◆ Exercise task
Set down every line of the records below word for word, leaving out the pictures.

◆ Input data
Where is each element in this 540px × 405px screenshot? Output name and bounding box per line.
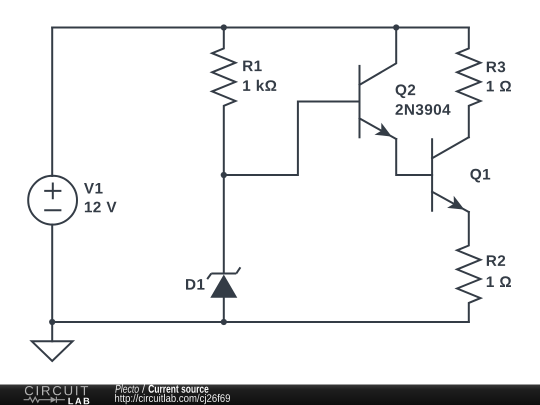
- label R1 value: [243, 80, 276, 91]
- node A junction: [221, 172, 227, 178]
- footer title separator: [142, 385, 145, 393]
- resistor R3: [457, 28, 480, 138]
- label V1 value: [85, 202, 117, 213]
- transistor Q2: [360, 28, 397, 140]
- wire node A to Q2 base: [224, 102, 360, 176]
- voltage source V1: [28, 176, 77, 225]
- footer title Current source: [149, 385, 209, 393]
- logo CIRCUIT text: [25, 386, 88, 395]
- footer url: [115, 394, 230, 404]
- wire top rail: [52, 27, 469, 29]
- transistor Q1: [432, 137, 469, 212]
- wire left rail lower (V1 to bottom rail): [51, 225, 53, 323]
- resistor R1: [212, 28, 235, 176]
- label Q2 part: [396, 104, 451, 115]
- label R3: [487, 61, 505, 72]
- label R2: [487, 255, 505, 266]
- wire Q2 emitter to Q1 base: [396, 139, 432, 175]
- node: Q2 collector junction: [393, 24, 399, 30]
- label R1: [243, 61, 262, 72]
- label Q1: [470, 169, 490, 183]
- node: D1 bottom junction: [221, 319, 227, 325]
- ground: [32, 322, 73, 361]
- label D1: [186, 279, 205, 290]
- label V1: [84, 183, 103, 194]
- footer title Plecto: [115, 385, 139, 393]
- wire left rail upper (top rail to V1): [51, 28, 53, 177]
- label R3 value: [487, 81, 511, 92]
- wire bottom rail: [52, 321, 469, 323]
- node: R1 top junction: [221, 24, 227, 30]
- label R2 value: [487, 276, 511, 287]
- logo doodle: resistor zigzag: [24, 397, 51, 402]
- label Q2: [396, 84, 416, 98]
- node: ground junction: [49, 319, 55, 325]
- zener diode D1: [207, 175, 240, 322]
- logo LAB text: [68, 398, 89, 404]
- logo doodle: diode: [51, 397, 65, 403]
- resistor R2: [457, 212, 480, 322]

◆ Solution
Where is each element in this 540px × 405px screenshot? Output name and bounding box per line.
- label R1 value: [243, 80, 276, 91]
- node A junction: [221, 172, 227, 178]
- footer title separator: [142, 385, 145, 393]
- resistor R3: [457, 28, 480, 138]
- label V1 value: [85, 202, 117, 213]
- transistor Q2: [360, 28, 397, 140]
- wire node A to Q2 base: [224, 102, 360, 176]
- voltage source V1: [28, 176, 77, 225]
- footer title Current source: [149, 385, 209, 393]
- logo CIRCUIT text: [25, 386, 88, 395]
- footer url: [115, 394, 230, 404]
- wire top rail: [52, 27, 469, 29]
- transistor Q1: [432, 137, 469, 212]
- wire left rail lower (V1 to bottom rail): [51, 225, 53, 323]
- resistor R1: [212, 28, 235, 176]
- label Q2 part: [396, 104, 451, 115]
- label R3: [487, 61, 505, 72]
- label R2: [487, 255, 505, 266]
- wire Q2 emitter to Q1 base: [396, 139, 432, 175]
- node: Q2 collector junction: [393, 24, 399, 30]
- label R1: [243, 61, 262, 72]
- label Q1: [470, 169, 490, 183]
- node: D1 bottom junction: [221, 319, 227, 325]
- ground: [32, 322, 73, 361]
- label D1: [186, 279, 205, 290]
- label V1: [84, 183, 103, 194]
- footer title Plecto: [115, 385, 139, 393]
- wire left rail upper (top rail to V1): [51, 28, 53, 177]
- label R3 value: [487, 81, 511, 92]
- wire bottom rail: [52, 321, 469, 323]
- node: R1 top junction: [221, 24, 227, 30]
- label R2 value: [487, 276, 511, 287]
- logo doodle: resistor zigzag: [24, 397, 51, 402]
- label Q2: [396, 84, 416, 98]
- node: ground junction: [49, 319, 55, 325]
- zener diode D1: [207, 175, 240, 322]
- logo LAB text: [68, 398, 89, 404]
- logo doodle: diode: [51, 397, 65, 403]
- resistor R2: [457, 212, 480, 322]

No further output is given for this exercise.